> **Goal**:
From the riving knife thread, extract word for word the passage that begins with the words containing "I made a video" and ends with "on the bottom.".

> **Selection**:
****

I have the 7480 and use it basically out of the box. It's been incredibly difficult to find tuning instructions. I might try some of your tips, assuming a basic similarity between the two models. Then again, this gives me a nice excuse for my poor woodworking results


----------



## Dadan (May 13, 2020)

Yeah thx. In having the same problem with mine. I have mine hooked up in my home shop so it's not easy to get to. I don't want to unbolt it because I have it hooked up to an external fence and dust collector. I've tried the two bolts in the back with no luck. Just stayed the same. I've had the saw for about ten years so it's definitely an older model but what you're describing sounds the same. Hoping that releasing the miter will do the trick. Waiting till this weekend to pull the saw out if I couldn't fix it. Can't really see what's going on. My math is way better than my writing too. Haha


----------



## JetLaggedChef (Aug 3, 2020)

I made a video about how to align the riving knife since the manual that came with the saw is wrong and I couldn't find a solution online.


----------



## LJRay (Apr 12, 2014)

I just purchased a 7491RS and had a bear of a time getting the riving knife aligned. I almost stripped out one of the lock screws just trying to loosen it. I was only successful at doing so after loosing the other lock screw. The instructions say to only loosen the lock screws and then adjust the set screws as needed. They don't mention that the lock screws do have an affect on the knife alignment. Only after loosening both lock screws considerably was I able to get the set screws adjusted appropriately.

FYI. 
The diagram on page 7 showed one of the three set screw as being on top, which is incorrect. The top is a pin - the third set screw is on the bottom. 
I used a 4mm hex key for the lock screws and 2.5mm for the set screw. (at least i think the very small writing on the latter said 2.5)
I also removed three of the star bit screws holding the the fabric dust shield so I could see better and reach in through that way to assist in aligning the knife


----------



## RomanS (Aug 19, 2020)

I got my riving knife misaligned as well. JLRay thank you for your note, it helped me solve the problem. I just wanted to expand on it to help others after spending 2 hours on this process.

****

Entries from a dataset
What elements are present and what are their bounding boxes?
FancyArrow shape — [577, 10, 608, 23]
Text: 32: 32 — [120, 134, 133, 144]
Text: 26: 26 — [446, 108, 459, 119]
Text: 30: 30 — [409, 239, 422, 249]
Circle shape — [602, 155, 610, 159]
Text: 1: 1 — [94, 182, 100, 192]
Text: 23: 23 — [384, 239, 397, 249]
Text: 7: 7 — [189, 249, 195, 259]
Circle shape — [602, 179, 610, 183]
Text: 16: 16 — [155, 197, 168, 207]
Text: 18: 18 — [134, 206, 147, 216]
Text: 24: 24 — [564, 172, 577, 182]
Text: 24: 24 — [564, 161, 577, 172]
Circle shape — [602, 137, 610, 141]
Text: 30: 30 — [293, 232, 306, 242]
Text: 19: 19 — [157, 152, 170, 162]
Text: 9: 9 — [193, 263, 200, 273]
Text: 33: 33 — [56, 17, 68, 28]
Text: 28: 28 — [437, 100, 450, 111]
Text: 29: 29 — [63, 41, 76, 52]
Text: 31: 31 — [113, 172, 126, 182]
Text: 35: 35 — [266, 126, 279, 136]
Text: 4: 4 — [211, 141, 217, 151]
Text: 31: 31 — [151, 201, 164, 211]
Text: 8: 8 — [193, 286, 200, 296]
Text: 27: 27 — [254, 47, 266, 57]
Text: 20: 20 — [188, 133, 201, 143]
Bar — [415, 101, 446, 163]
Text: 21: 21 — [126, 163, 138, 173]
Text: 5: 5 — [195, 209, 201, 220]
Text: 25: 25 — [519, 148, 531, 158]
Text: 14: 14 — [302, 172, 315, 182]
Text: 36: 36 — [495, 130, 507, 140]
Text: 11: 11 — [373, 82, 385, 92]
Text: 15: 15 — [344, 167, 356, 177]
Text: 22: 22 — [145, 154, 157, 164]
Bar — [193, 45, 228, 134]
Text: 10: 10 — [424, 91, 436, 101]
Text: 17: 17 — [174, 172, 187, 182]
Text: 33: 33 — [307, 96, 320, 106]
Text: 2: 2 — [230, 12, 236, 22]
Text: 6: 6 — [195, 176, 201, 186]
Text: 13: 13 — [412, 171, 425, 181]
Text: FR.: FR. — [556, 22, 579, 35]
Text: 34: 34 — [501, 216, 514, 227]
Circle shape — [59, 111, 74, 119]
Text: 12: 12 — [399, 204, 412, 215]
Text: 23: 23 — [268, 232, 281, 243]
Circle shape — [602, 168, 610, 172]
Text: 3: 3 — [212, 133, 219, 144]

****

> **Task response**:
I made a video about how to align the riving knife since the manual that came with the saw is wrong and I couldn't find a solution online.


----------



## LJRay (Apr 12, 2014)

I just purchased a 7491RS and had a bear of a time getting the riving knife aligned. I almost stripped out one of the lock screws just trying to loosen it. I was only successful at doing so after loosing the other lock screw. The instructions say to only loosen the lock screws and then adjust the set screws as needed. They don't mention that the lock screws do have an affect on the knife alignment. Only after loosening both lock screws considerably was I able to get the set screws adjusted appropriately.

FYI. 
The diagram on page 7 showed one of the three set screw as being on top, which is incorrect. The top is a pin - the third set screw is on the bottom.